*** Record excerpts

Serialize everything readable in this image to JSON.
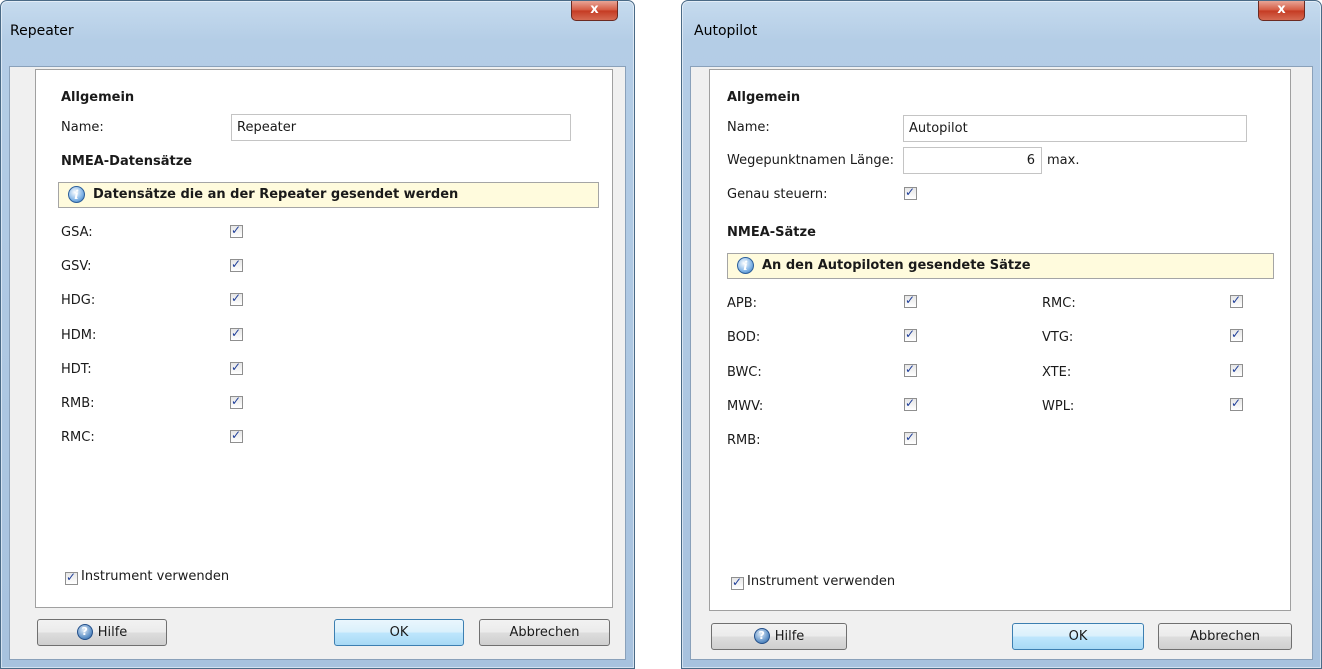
{
  "repeater": {
    "title": "Repeater",
    "close": "x",
    "general_heading": "Allgemein",
    "name_label": "Name:",
    "name_value": "Repeater",
    "nmea_heading": "NMEA-Datensätze",
    "info_icon": "i",
    "info_text": "Datensätze die an der Repeater gesendet werden",
    "sentences": [
      {
        "label": "GSA:",
        "checked": true
      },
      {
        "label": "GSV:",
        "checked": true
      },
      {
        "label": "HDG:",
        "checked": true
      },
      {
        "label": "HDM:",
        "checked": true
      },
      {
        "label": "HDT:",
        "checked": true
      },
      {
        "label": "RMB:",
        "checked": true
      },
      {
        "label": "RMC:",
        "checked": true
      }
    ],
    "use_instrument_label": "Instrument verwenden",
    "use_instrument_checked": true,
    "help_icon": "?",
    "help_label": "Hilfe",
    "ok_label": "OK",
    "cancel_label": "Abbrechen"
  },
  "autopilot": {
    "title": "Autopilot",
    "close": "x",
    "general_heading": "Allgemein",
    "name_label": "Name:",
    "name_value": "Autopilot",
    "waypoint_label": "Wegepunktnamen Länge:",
    "waypoint_value": "6",
    "waypoint_suffix": "max.",
    "steer_label": "Genau steuern:",
    "steer_checked": true,
    "nmea_heading": "NMEA-Sätze",
    "info_icon": "i",
    "info_text": "An den Autopiloten gesendete Sätze",
    "sentences_left": [
      {
        "label": "APB:",
        "checked": true
      },
      {
        "label": "BOD:",
        "checked": true
      },
      {
        "label": "BWC:",
        "checked": true
      },
      {
        "label": "MWV:",
        "checked": true
      },
      {
        "label": "RMB:",
        "checked": true
      }
    ],
    "sentences_right": [
      {
        "label": "RMC:",
        "checked": true
      },
      {
        "label": "VTG:",
        "checked": true
      },
      {
        "label": "XTE:",
        "checked": true
      },
      {
        "label": "WPL:",
        "checked": true
      }
    ],
    "use_instrument_label": "Instrument verwenden",
    "use_instrument_checked": true,
    "help_icon": "?",
    "help_label": "Hilfe",
    "ok_label": "OK",
    "cancel_label": "Abbrechen"
  }
}
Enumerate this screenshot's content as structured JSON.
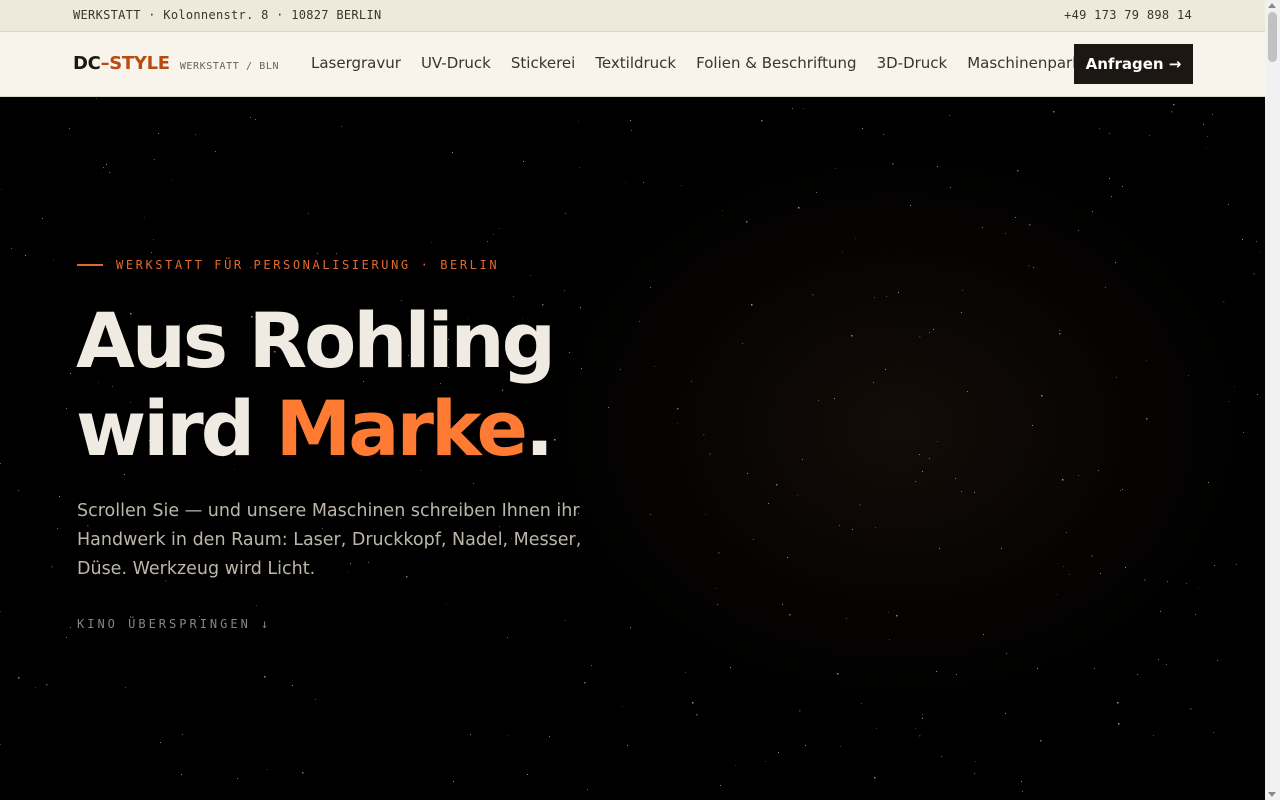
{
  "topbar": {
    "address": "WERKSTATT · Kolonnenstr. 8 · 10827 BERLIN",
    "phone": "+49 173 79 898 14"
  },
  "nav": {
    "logo_dc": "DC",
    "logo_style": "–STYLE",
    "logo_sub": "WERKSTATT / BLN",
    "links": [
      "Lasergravur",
      "UV-Druck",
      "Stickerei",
      "Textildruck",
      "Folien & Beschriftung",
      "3D-Druck",
      "Maschinenpark"
    ],
    "cta": "Anfragen →"
  },
  "hero": {
    "eyebrow": "WERKSTATT FÜR PERSONALISIERUNG · BERLIN",
    "headline_line1": "Aus Rohling",
    "headline_line2_pre": "wird ",
    "headline_accent": "Marke",
    "headline_end": ".",
    "lead": "Scrollen Sie — und unsere Maschinen schreiben Ihnen ihr Handwerk in den Raum: Laser, Druckkopf, Nadel, Messer, Düse. Werkzeug wird Licht.",
    "skip": "KINO ÜBERSPRINGEN ↓"
  },
  "colors": {
    "accent": "#ff7a33",
    "logo_accent": "#b84a12",
    "topbar_bg": "#efe9dc",
    "nav_bg": "#f8f4ec",
    "hero_bg": "#000000"
  }
}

******

(Goal of the exercise) Return each line of the data, keeping its wording exact and omitting pictures.

(Task result)
Serialize everything readable in this image to JSON.
{
  "repeater": {
    "title": "Repeater",
    "close": "x",
    "general_heading": "Allgemein",
    "name_label": "Name:",
    "name_value": "Repeater",
    "nmea_heading": "NMEA-Datensätze",
    "info_icon": "i",
    "info_text": "Datensätze die an der Repeater gesendet werden",
    "sentences": [
      {
        "label": "GSA:",
        "checked": true
      },
      {
        "label": "GSV:",
        "checked": true
      },
      {
        "label": "HDG:",
        "checked": true
      },
      {
        "label": "HDM:",
        "checked": true
      },
      {
        "label": "HDT:",
        "checked": true
      },
      {
        "label": "RMB:",
        "checked": true
      },
      {
        "label": "RMC:",
        "checked": true
      }
    ],
    "use_instrument_label": "Instrument verwenden",
    "use_instrument_checked": true,
    "help_icon": "?",
    "help_label": "Hilfe",
    "ok_label": "OK",
    "cancel_label": "Abbrechen"
  },
  "autopilot": {
    "title": "Autopilot",
    "close": "x",
    "general_heading": "Allgemein",
    "name_label": "Name:",
    "name_value": "Autopilot",
    "waypoint_label": "Wegepunktnamen Länge:",
    "waypoint_value": "6",
    "waypoint_suffix": "max.",
    "steer_label": "Genau steuern:",
    "steer_checked": true,
    "nmea_heading": "NMEA-Sätze",
    "info_icon": "i",
    "info_text": "An den Autopiloten gesendete Sätze",
    "sentences_left": [
      {
        "label": "APB:",
        "checked": true
      },
      {
        "label": "BOD:",
        "checked": true
      },
      {
        "label": "BWC:",
        "checked": true
      },
      {
        "label": "MWV:",
        "checked": true
      },
      {
        "label": "RMB:",
        "checked": true
      }
    ],
    "sentences_right": [
      {
        "label": "RMC:",
        "checked": true
      },
      {
        "label": "VTG:",
        "checked": true
      },
      {
        "label": "XTE:",
        "checked": true
      },
      {
        "label": "WPL:",
        "checked": true
      }
    ],
    "use_instrument_label": "Instrument verwenden",
    "use_instrument_checked": true,
    "help_icon": "?",
    "help_label": "Hilfe",
    "ok_label": "OK",
    "cancel_label": "Abbrechen"
  }
}
Enumerate this screenshot's content as structured JSON.
{
  "topbar": {
    "address": "WERKSTATT · Kolonnenstr. 8 · 10827 BERLIN",
    "phone": "+49 173 79 898 14"
  },
  "nav": {
    "logo_dc": "DC",
    "logo_style": "–STYLE",
    "logo_sub": "WERKSTATT / BLN",
    "links": [
      "Lasergravur",
      "UV-Druck",
      "Stickerei",
      "Textildruck",
      "Folien & Beschriftung",
      "3D-Druck",
      "Maschinenpark"
    ],
    "cta": "Anfragen →"
  },
  "hero": {
    "eyebrow": "WERKSTATT FÜR PERSONALISIERUNG · BERLIN",
    "headline_line1": "Aus Rohling",
    "headline_line2_pre": "wird ",
    "headline_accent": "Marke",
    "headline_end": ".",
    "lead": "Scrollen Sie — und unsere Maschinen schreiben Ihnen ihr Handwerk in den Raum: Laser, Druckkopf, Nadel, Messer, Düse. Werkzeug wird Licht.",
    "skip": "KINO ÜBERSPRINGEN ↓"
  },
  "colors": {
    "accent": "#ff7a33",
    "logo_accent": "#b84a12",
    "topbar_bg": "#efe9dc",
    "nav_bg": "#f8f4ec",
    "hero_bg": "#000000"
  }
}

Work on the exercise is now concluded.